===== TASK INPUTS

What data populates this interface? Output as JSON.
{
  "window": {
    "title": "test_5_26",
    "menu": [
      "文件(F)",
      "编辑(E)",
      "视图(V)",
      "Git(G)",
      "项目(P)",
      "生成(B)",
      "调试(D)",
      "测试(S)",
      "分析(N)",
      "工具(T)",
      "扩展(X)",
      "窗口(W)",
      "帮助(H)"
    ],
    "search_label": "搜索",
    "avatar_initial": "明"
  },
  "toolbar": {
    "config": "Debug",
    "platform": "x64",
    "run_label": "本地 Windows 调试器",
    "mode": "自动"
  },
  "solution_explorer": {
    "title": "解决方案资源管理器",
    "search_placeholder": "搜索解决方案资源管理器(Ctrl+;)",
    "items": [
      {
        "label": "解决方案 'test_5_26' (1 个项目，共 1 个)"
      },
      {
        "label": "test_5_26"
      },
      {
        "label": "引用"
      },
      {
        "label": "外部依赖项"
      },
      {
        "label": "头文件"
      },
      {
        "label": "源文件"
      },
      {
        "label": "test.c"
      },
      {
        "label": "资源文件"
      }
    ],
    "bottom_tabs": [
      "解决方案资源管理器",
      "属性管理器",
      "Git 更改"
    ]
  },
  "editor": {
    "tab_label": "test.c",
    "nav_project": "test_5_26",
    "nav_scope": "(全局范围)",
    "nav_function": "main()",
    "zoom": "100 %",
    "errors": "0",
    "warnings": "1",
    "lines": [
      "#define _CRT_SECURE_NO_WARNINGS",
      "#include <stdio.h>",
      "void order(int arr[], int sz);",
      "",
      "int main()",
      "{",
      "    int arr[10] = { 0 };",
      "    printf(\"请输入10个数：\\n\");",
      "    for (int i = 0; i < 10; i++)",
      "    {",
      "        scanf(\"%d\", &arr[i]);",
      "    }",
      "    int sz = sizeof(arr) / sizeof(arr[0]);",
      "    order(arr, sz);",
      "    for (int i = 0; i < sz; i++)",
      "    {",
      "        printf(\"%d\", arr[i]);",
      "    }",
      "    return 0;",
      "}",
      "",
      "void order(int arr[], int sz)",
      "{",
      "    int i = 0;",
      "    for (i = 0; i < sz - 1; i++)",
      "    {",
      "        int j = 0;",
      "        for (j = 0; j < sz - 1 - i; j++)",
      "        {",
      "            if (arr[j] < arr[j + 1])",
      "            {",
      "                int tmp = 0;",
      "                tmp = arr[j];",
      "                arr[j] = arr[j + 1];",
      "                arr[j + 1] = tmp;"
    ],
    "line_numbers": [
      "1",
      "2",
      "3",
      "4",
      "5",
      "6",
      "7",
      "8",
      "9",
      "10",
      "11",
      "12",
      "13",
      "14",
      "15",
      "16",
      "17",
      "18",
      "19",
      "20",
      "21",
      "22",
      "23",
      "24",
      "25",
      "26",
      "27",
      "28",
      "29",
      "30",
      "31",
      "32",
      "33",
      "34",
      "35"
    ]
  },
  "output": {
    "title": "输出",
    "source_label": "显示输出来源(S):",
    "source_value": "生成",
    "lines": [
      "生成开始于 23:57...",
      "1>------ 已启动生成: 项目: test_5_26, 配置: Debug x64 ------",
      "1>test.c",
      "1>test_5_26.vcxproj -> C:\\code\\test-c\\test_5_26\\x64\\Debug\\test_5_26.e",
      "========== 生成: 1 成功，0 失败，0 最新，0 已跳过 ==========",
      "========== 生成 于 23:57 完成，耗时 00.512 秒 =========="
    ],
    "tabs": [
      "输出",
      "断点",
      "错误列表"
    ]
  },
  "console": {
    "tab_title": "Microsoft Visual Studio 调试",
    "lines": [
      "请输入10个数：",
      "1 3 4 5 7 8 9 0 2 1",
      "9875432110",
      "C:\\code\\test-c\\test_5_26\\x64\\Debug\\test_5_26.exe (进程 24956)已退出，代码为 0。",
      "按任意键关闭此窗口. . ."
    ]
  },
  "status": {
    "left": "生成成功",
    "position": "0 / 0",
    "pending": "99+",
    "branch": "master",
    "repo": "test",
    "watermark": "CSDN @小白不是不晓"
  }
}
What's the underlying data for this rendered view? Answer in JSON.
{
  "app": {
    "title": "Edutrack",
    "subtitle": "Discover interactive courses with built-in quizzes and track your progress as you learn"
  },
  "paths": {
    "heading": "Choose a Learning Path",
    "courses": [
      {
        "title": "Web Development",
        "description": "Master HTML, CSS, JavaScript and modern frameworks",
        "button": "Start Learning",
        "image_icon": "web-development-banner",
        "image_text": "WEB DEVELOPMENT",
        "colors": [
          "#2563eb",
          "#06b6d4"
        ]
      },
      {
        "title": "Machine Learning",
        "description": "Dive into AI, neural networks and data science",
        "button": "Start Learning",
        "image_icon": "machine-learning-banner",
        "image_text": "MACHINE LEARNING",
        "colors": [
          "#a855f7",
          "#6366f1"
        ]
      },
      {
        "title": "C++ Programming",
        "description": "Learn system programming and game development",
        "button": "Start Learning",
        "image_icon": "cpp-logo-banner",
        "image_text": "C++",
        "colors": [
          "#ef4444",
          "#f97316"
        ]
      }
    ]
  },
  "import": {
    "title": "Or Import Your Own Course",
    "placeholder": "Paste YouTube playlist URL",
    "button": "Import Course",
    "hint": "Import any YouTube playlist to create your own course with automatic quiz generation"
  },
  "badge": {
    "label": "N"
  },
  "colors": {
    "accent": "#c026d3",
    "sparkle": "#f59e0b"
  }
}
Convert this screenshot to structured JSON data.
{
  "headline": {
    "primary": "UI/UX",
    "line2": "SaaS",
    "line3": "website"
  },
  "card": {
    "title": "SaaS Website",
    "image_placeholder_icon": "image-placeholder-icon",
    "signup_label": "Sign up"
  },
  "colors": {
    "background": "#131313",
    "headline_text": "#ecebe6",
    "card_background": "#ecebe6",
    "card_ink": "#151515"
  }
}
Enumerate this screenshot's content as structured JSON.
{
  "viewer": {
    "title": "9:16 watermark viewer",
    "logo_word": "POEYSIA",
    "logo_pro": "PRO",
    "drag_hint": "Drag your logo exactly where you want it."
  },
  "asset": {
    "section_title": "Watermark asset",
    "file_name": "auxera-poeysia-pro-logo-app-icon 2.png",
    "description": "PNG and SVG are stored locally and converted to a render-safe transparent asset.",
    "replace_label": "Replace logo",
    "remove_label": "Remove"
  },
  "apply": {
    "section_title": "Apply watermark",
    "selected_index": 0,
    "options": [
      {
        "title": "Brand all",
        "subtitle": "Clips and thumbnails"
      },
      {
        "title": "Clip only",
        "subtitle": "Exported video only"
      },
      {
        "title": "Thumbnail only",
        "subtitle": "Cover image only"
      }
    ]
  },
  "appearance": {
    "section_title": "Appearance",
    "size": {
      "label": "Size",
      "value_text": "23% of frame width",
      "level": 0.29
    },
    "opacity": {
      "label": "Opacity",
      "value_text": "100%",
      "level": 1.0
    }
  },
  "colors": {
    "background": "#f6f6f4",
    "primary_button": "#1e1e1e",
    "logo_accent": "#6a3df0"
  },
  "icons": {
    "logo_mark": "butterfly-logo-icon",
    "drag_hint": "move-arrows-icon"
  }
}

==========

*SET TASK*.
Report the number of lines in the entries above that include the string "only". Give nothing but the number.

*THE COMPLETED TASK*.
4